Directions for this task
Copy out each line of the material below that holds the string "print".

****************

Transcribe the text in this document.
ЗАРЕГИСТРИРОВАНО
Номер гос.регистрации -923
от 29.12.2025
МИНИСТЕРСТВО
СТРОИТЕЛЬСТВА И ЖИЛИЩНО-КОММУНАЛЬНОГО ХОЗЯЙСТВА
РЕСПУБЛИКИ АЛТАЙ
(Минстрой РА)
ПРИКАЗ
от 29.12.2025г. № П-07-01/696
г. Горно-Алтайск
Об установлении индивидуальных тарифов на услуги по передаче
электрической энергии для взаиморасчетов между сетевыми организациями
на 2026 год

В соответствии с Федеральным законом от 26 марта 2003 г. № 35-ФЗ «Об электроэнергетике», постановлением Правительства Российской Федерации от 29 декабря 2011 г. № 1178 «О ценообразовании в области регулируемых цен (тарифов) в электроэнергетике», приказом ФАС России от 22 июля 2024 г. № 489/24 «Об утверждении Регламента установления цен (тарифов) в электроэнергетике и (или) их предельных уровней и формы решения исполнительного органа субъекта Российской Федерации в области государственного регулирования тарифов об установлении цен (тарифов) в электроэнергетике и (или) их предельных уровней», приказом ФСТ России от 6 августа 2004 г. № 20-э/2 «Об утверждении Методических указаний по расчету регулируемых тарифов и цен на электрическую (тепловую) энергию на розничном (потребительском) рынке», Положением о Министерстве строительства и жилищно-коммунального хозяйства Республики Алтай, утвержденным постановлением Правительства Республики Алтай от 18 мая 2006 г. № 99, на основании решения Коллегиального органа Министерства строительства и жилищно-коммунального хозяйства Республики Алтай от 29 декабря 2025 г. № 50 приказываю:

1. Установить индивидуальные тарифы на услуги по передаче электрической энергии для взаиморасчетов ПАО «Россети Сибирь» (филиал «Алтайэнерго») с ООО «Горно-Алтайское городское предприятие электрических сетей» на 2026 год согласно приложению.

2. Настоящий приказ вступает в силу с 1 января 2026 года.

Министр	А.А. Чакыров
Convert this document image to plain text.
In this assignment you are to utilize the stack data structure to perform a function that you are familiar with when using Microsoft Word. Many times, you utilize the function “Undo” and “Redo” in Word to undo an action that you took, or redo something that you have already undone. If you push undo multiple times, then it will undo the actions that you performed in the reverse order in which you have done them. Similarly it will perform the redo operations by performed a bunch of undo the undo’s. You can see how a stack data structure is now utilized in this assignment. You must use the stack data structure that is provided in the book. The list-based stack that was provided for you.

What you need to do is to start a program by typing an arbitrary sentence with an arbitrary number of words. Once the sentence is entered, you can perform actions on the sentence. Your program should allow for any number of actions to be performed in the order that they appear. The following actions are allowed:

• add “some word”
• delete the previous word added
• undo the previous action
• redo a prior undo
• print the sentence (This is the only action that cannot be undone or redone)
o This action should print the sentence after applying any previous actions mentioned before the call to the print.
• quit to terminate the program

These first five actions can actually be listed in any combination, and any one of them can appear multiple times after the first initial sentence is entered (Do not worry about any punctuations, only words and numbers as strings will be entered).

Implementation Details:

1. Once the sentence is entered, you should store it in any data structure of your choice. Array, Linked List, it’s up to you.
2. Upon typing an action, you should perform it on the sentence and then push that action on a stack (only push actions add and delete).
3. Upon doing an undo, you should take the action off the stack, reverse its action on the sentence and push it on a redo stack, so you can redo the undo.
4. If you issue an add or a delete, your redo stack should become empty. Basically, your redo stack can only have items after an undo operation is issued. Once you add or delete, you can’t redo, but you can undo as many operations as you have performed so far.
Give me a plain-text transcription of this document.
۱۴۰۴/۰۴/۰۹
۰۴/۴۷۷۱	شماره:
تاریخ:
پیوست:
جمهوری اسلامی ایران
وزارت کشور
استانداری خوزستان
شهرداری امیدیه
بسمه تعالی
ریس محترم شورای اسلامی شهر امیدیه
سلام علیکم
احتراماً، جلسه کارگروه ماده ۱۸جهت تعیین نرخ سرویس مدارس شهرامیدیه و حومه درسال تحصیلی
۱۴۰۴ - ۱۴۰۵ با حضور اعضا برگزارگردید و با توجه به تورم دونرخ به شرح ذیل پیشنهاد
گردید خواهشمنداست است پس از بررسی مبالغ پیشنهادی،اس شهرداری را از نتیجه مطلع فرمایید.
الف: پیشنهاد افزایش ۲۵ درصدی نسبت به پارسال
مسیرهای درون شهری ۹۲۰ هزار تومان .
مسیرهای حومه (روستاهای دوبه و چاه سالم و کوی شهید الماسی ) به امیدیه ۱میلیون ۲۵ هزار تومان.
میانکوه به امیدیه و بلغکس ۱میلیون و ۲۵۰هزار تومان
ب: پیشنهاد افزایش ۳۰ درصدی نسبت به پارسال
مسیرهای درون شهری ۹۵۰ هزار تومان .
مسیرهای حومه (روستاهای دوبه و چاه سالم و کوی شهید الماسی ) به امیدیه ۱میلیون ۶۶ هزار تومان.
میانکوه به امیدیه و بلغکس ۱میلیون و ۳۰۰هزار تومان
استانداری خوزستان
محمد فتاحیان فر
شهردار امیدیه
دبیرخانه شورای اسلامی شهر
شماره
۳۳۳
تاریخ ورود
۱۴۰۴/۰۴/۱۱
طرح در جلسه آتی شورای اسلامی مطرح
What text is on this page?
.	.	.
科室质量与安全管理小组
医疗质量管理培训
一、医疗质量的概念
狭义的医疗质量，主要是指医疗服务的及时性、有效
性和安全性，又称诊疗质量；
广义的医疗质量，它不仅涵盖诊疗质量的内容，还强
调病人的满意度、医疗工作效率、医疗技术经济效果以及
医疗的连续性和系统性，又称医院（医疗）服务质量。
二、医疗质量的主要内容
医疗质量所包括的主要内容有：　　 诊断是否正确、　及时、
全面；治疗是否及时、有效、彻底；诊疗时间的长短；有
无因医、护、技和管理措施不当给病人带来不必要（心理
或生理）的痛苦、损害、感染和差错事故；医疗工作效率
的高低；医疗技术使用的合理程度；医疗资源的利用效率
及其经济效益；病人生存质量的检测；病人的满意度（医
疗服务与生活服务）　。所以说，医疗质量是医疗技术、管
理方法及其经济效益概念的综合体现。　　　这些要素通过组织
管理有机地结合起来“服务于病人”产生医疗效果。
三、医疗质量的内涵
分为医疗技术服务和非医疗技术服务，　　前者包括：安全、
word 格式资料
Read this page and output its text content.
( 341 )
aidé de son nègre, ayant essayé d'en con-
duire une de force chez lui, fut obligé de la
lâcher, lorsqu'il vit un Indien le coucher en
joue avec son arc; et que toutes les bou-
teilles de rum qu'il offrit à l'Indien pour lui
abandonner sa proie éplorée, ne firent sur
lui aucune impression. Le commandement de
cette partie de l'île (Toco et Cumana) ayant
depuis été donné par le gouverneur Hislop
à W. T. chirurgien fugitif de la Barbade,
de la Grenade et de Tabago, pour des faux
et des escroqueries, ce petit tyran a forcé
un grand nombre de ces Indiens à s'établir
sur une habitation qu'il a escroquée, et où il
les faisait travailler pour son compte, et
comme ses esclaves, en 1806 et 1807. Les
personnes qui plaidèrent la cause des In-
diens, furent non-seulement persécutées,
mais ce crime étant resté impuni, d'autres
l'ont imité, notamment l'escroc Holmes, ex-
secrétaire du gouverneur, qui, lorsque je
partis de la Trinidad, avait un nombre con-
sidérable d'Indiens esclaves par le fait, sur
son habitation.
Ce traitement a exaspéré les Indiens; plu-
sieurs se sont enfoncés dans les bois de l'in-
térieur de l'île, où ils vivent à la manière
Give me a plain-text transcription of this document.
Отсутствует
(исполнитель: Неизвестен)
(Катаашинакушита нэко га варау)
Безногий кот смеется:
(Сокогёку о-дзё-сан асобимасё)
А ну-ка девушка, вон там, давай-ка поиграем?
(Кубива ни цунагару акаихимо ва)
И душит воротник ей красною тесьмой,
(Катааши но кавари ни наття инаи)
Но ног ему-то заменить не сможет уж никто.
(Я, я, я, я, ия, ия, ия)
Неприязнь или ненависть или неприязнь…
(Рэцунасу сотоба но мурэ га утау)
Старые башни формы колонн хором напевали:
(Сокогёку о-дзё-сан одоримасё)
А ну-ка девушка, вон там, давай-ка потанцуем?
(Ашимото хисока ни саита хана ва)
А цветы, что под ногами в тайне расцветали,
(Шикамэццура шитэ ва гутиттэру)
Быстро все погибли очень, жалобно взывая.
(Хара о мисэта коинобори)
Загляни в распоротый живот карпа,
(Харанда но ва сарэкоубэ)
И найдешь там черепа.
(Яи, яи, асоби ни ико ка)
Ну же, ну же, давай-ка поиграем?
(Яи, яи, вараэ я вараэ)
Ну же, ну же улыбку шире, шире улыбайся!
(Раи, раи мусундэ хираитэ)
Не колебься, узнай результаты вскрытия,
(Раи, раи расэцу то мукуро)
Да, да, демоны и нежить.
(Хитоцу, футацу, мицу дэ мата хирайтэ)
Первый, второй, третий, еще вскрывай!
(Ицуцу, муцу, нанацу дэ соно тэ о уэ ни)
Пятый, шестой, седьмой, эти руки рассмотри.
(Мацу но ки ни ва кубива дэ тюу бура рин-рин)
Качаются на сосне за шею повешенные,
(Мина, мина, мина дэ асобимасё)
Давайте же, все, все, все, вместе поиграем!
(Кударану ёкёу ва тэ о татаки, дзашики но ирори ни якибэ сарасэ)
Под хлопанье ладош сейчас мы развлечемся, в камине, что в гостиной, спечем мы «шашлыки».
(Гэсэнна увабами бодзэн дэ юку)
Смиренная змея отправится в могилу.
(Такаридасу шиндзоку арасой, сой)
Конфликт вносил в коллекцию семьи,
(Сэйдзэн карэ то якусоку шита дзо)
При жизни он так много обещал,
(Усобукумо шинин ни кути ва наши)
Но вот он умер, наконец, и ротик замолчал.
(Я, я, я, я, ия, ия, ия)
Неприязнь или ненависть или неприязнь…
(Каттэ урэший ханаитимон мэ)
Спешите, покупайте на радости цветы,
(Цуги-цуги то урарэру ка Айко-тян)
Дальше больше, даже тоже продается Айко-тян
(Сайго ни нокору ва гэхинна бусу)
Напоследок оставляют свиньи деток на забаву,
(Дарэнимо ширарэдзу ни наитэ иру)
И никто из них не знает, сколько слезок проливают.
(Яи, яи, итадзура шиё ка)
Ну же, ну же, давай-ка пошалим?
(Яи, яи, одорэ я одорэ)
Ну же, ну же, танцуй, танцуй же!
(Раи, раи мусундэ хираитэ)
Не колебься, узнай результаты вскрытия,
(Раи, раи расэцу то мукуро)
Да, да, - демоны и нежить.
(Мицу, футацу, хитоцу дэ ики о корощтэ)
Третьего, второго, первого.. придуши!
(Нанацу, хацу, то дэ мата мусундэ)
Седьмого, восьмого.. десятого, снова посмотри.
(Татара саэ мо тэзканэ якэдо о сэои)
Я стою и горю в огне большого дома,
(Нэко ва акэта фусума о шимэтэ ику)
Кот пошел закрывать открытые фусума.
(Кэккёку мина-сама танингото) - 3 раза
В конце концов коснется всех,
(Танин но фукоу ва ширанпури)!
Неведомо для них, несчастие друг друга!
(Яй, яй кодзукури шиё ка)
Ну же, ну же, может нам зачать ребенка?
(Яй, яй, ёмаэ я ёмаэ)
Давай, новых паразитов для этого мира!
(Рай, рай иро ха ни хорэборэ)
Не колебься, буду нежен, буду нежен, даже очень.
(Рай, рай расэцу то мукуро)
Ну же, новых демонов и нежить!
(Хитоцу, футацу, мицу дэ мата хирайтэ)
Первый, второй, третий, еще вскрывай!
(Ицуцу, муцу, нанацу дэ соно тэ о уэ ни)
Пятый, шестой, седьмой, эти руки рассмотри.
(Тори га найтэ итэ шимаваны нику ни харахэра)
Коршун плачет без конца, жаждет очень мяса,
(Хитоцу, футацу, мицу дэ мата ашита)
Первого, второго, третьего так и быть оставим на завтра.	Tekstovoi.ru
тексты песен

****************

Task answer
• print the sentence (This is the only action that cannot be undone or redone)
o This action should print the sentence after applying any previous actions mentioned before the call to the print.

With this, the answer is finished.